What the exercise asks: Wherever the string "panel" appears in a line, extract that line.

Working data:
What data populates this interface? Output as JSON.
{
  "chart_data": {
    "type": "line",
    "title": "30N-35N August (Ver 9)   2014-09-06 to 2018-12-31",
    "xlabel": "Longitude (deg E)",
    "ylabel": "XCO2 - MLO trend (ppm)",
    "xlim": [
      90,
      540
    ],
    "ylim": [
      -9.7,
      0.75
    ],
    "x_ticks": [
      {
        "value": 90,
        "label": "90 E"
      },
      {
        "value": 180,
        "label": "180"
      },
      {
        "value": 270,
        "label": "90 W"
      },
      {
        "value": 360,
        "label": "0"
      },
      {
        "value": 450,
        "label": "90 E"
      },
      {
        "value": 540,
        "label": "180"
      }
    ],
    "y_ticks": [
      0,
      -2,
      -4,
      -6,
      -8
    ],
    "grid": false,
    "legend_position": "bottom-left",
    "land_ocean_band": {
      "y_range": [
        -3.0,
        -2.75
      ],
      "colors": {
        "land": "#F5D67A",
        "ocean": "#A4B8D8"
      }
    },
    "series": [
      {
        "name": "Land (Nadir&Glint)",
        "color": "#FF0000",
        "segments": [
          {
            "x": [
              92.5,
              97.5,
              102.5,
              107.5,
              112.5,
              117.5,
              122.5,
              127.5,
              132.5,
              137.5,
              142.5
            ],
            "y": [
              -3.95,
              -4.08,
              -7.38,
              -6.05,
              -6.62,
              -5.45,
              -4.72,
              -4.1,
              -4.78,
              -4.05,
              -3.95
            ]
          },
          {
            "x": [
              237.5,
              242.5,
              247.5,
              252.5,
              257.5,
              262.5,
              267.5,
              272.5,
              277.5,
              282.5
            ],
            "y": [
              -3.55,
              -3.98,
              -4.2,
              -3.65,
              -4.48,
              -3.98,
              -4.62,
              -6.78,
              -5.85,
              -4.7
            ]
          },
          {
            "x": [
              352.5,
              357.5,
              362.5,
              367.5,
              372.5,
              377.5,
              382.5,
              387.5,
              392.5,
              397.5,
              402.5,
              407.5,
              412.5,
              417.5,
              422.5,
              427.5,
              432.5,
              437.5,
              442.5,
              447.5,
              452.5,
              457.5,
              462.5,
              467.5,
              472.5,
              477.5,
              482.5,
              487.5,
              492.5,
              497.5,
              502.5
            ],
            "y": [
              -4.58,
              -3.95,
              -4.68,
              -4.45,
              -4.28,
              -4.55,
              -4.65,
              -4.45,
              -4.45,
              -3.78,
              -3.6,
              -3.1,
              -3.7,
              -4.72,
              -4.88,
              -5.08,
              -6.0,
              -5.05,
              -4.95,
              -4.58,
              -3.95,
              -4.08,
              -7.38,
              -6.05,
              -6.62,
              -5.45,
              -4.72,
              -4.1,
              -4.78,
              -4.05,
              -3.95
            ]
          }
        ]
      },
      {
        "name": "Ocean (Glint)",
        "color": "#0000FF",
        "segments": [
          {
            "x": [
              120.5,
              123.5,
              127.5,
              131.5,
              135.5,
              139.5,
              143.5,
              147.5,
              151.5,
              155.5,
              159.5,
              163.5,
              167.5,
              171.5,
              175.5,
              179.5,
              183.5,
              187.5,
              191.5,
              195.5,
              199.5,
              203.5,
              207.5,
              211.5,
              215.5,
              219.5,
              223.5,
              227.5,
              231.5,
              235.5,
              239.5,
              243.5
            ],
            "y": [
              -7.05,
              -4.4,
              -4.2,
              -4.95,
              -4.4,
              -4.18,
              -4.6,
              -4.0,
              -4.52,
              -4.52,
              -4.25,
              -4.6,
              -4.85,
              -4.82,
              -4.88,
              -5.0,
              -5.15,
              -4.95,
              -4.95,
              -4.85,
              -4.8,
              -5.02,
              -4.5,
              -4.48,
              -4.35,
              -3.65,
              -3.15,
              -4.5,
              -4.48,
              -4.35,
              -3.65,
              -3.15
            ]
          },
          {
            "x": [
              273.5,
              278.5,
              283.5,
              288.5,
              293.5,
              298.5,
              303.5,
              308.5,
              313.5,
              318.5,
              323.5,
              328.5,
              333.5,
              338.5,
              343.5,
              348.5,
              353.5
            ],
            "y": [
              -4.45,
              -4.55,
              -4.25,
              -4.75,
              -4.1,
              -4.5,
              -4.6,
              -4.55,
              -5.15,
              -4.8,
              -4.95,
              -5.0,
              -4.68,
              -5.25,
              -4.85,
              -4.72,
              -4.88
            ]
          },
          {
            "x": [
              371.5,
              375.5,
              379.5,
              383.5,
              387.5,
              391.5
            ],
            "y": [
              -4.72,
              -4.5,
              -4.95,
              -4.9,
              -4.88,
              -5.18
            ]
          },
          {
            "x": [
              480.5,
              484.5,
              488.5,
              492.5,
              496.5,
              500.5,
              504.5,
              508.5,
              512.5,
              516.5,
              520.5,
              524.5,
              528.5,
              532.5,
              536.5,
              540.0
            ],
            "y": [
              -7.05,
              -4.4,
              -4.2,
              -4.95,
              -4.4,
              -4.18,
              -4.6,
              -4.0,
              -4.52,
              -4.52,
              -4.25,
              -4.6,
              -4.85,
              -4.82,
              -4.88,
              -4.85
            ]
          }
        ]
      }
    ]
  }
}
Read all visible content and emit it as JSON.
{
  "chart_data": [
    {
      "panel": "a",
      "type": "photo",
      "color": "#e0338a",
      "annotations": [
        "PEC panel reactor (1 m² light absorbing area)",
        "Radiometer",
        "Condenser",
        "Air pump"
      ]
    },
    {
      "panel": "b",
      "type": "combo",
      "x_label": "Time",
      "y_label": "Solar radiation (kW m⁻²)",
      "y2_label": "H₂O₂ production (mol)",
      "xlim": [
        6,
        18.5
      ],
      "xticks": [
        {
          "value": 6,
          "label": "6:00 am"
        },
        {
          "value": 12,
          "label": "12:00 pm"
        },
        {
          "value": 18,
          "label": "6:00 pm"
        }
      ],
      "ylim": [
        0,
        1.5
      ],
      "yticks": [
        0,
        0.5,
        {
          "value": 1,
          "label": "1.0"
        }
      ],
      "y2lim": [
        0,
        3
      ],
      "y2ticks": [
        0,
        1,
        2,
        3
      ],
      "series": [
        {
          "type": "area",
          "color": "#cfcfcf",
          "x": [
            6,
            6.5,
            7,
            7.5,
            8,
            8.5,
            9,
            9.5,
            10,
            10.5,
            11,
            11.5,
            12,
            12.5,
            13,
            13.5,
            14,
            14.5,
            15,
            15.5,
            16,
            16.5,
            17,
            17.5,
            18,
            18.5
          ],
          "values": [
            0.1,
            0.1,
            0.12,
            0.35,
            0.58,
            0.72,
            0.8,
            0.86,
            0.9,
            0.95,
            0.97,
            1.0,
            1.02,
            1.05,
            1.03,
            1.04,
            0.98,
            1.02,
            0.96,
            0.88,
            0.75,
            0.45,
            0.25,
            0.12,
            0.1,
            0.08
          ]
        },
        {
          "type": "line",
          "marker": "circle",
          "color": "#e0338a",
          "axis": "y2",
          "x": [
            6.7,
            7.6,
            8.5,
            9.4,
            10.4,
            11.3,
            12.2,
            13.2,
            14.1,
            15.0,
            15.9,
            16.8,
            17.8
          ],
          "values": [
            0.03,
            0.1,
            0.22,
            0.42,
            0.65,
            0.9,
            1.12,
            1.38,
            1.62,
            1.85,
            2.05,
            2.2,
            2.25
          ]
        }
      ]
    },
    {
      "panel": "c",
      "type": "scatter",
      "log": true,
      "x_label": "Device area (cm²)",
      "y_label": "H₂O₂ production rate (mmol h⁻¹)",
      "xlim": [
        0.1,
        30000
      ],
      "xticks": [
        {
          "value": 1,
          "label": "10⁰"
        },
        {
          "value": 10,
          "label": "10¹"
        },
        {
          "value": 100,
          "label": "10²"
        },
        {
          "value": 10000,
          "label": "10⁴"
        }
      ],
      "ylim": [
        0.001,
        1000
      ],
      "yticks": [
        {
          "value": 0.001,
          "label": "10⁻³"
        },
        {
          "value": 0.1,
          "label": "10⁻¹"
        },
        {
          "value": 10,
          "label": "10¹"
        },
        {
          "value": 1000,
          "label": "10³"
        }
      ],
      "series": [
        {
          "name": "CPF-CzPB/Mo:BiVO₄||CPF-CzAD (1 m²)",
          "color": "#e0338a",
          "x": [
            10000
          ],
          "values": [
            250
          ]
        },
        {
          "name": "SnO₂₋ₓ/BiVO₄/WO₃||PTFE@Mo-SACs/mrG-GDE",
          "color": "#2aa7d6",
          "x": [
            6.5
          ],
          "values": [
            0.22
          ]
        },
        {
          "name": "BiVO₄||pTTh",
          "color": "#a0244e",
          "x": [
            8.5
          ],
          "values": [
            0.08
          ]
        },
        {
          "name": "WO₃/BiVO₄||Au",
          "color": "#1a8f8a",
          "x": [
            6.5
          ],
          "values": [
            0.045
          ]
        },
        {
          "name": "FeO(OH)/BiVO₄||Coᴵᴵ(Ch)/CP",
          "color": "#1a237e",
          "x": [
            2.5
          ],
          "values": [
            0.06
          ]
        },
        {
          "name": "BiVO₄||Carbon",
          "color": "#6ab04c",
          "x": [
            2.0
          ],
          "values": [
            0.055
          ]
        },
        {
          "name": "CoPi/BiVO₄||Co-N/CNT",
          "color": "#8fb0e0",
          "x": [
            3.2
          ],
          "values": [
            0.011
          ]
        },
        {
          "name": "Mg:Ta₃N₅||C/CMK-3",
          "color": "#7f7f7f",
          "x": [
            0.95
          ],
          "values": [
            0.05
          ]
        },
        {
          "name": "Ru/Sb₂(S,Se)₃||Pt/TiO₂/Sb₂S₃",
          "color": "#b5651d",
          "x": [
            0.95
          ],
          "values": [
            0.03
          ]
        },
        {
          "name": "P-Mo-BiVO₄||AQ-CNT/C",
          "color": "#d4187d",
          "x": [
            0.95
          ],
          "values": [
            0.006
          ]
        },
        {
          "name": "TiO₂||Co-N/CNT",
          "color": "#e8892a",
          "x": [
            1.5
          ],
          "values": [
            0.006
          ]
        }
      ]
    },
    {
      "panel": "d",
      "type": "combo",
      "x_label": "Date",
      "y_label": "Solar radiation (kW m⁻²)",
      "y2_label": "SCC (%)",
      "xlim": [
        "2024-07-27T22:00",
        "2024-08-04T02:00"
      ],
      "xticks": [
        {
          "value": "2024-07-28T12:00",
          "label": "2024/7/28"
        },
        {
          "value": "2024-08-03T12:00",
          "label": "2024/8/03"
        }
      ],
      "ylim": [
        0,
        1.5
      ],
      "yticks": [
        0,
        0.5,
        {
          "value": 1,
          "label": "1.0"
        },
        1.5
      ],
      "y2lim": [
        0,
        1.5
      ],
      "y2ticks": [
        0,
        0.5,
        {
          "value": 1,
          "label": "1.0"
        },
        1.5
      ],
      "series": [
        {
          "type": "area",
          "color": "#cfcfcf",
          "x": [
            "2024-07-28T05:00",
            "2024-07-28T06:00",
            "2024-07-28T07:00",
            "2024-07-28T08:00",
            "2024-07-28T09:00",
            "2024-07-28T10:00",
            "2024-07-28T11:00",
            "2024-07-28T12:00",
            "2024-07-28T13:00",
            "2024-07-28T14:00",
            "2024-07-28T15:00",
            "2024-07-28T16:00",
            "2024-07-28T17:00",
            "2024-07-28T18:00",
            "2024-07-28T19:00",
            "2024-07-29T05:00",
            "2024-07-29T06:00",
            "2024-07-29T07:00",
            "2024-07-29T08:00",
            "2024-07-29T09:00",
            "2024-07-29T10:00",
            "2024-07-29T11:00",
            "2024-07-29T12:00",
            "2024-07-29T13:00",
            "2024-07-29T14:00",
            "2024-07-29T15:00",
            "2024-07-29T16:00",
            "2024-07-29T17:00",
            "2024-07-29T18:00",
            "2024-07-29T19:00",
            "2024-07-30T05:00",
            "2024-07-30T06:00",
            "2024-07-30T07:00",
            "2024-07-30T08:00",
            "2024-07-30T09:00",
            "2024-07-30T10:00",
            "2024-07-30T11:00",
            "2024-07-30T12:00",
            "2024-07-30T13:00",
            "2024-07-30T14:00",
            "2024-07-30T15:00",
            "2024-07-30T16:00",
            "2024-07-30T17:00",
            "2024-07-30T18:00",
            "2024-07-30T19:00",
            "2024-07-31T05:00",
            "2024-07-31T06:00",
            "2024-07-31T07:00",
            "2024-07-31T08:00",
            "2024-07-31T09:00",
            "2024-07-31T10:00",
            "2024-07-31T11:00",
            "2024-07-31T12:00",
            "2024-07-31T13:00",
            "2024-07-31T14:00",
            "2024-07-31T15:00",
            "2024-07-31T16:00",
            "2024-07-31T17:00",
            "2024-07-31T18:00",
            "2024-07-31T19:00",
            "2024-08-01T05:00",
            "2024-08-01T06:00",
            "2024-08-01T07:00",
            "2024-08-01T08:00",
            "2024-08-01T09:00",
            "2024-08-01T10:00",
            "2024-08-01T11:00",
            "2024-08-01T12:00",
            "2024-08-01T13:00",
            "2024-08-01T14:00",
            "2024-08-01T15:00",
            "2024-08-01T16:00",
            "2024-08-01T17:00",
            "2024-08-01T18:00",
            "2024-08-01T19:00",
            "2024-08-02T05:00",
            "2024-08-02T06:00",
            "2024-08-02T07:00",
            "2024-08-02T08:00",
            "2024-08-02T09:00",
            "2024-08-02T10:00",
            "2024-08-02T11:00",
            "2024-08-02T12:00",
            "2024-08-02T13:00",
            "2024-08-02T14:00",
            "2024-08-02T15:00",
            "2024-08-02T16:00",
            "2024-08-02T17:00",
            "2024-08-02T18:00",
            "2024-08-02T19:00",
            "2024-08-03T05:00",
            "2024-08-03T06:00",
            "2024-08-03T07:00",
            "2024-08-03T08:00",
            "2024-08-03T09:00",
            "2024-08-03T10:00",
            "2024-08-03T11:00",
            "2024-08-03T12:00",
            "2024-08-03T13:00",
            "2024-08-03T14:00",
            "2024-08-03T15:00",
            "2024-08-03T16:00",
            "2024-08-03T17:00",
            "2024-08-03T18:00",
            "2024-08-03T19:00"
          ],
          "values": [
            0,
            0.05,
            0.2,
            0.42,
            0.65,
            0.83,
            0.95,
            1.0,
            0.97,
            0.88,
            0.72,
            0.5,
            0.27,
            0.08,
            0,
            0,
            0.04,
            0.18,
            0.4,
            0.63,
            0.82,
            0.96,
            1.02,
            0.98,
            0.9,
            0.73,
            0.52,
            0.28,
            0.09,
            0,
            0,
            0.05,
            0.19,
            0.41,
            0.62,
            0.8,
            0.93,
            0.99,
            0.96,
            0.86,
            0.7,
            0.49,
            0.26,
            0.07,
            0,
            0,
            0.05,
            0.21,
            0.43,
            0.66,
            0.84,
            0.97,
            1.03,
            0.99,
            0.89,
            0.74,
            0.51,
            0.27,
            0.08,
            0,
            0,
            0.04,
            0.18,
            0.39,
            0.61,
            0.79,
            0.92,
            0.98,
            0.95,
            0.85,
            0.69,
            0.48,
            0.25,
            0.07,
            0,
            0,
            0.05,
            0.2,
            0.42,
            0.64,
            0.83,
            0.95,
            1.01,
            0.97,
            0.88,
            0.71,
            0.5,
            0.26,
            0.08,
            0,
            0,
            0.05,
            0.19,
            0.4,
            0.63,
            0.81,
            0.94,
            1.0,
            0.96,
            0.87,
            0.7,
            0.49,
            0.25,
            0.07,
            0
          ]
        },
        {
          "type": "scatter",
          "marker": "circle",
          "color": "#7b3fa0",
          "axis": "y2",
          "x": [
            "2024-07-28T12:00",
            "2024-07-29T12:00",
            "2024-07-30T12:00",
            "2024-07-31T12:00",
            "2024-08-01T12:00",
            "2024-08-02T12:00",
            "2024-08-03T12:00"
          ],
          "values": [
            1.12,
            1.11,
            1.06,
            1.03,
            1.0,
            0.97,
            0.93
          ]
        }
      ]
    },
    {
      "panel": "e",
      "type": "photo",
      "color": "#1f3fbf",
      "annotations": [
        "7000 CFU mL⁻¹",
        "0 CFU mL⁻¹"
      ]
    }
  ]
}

Output:
      "panel": "a",
        "PEC panel reactor (1 m² light absorbing area)",
      "panel": "b",
      "panel": "c",
      "panel": "d",
      "panel": "e",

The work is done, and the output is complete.